— Requirements —
Restate the data word for word and leave the images out.

━━━━━ Listed records

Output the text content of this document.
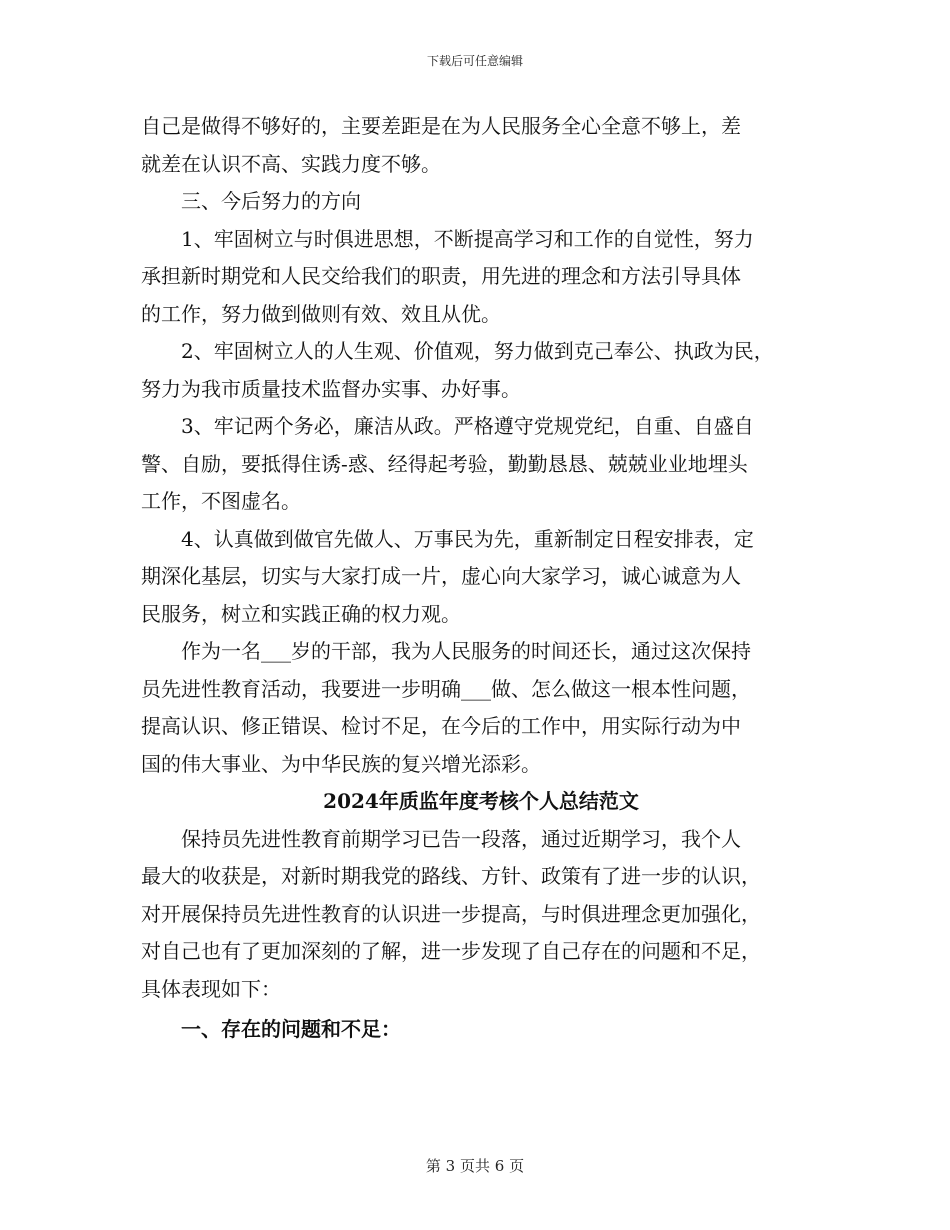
下载后可任意编辑
自己是做得不够好的，主要差距是在为人民服务全心全意不够上，差
就差在认识不高、实践力度不够。
　　三、今后努力的方向
　　1、牢固树立与时俱进思想，不断提高学习和工作的自觉性，努力
承担新时期党和人民交给我们的职责，用先进的理念和方法引导具体
的工作，努力做到做则有效、效且从优。
　　2、牢固树立人的人生观、价值观，努力做到克己奉公、执政为民，
努力为我市质量技术监督办实事、办好事。
　　3、牢记两个务必，廉洁从政。严格遵守党规党纪，自重、自盛自
警、自励，要抵得住诱-惑、经得起考验，勤勤恳恳、兢兢业业地埋头
工作，不图虚名。
　　4、认真做到做官先做人、万事民为先，重新制定日程安排表，定
期深化基层，切实与大家打成一片，虚心向大家学习，诚心诚意为人
民服务，树立和实践正确的权力观。
　　作为一名___岁的干部，我为人民服务的时间还长，通过这次保持
员先进性教育活动，我要进一步明确___做、怎么做这一根本性问题，
提高认识、修正错误、检讨不足，在今后的工作中，用实际行动为中
国的伟大事业、为中华民族的复兴增光添彩。
2024年质监年度考核个人总结范文
　　保持员先进性教育前期学习已告一段落，通过近期学习，我个人
最大的收获是，对新时期我党的路线、方针、政策有了进一步的认识，
对开展保持员先进性教育的认识进一步提高，与时俱进理念更加强化，
对自己也有了更加深刻的了解，进一步发现了自己存在的问题和不足，
具体表现如下：
　　一、存在的问题和不足：
第 3 页共 6 页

━━━━━━━━━━

— Solution for this task —
Output the text content of this document.
下载后可任意编辑
自己是做得不够好的，主要差距是在为人民服务全心全意不够上，差
就差在认识不高、实践力度不够。
　　三、今后努力的方向
　　1、牢固树立与时俱进思想，不断提高学习和工作的自觉性，努力
承担新时期党和人民交给我们的职责，用先进的理念和方法引导具体
的工作，努力做到做则有效、效且从优。
　　2、牢固树立人的人生观、价值观，努力做到克己奉公、执政为民，
努力为我市质量技术监督办实事、办好事。
　　3、牢记两个务必，廉洁从政。严格遵守党规党纪，自重、自盛自
警、自励，要抵得住诱-惑、经得起考验，勤勤恳恳、兢兢业业地埋头
工作，不图虚名。
　　4、认真做到做官先做人、万事民为先，重新制定日程安排表，定
期深化基层，切实与大家打成一片，虚心向大家学习，诚心诚意为人
民服务，树立和实践正确的权力观。
　　作为一名___岁的干部，我为人民服务的时间还长，通过这次保持
员先进性教育活动，我要进一步明确___做、怎么做这一根本性问题，
提高认识、修正错误、检讨不足，在今后的工作中，用实际行动为中
国的伟大事业、为中华民族的复兴增光添彩。
2024年质监年度考核个人总结范文
　　保持员先进性教育前期学习已告一段落，通过近期学习，我个人
最大的收获是，对新时期我党的路线、方针、政策有了进一步的认识，
对开展保持员先进性教育的认识进一步提高，与时俱进理念更加强化，
对自己也有了更加深刻的了解，进一步发现了自己存在的问题和不足，
具体表现如下：
　　一、存在的问题和不足：
第 3 页共 6 页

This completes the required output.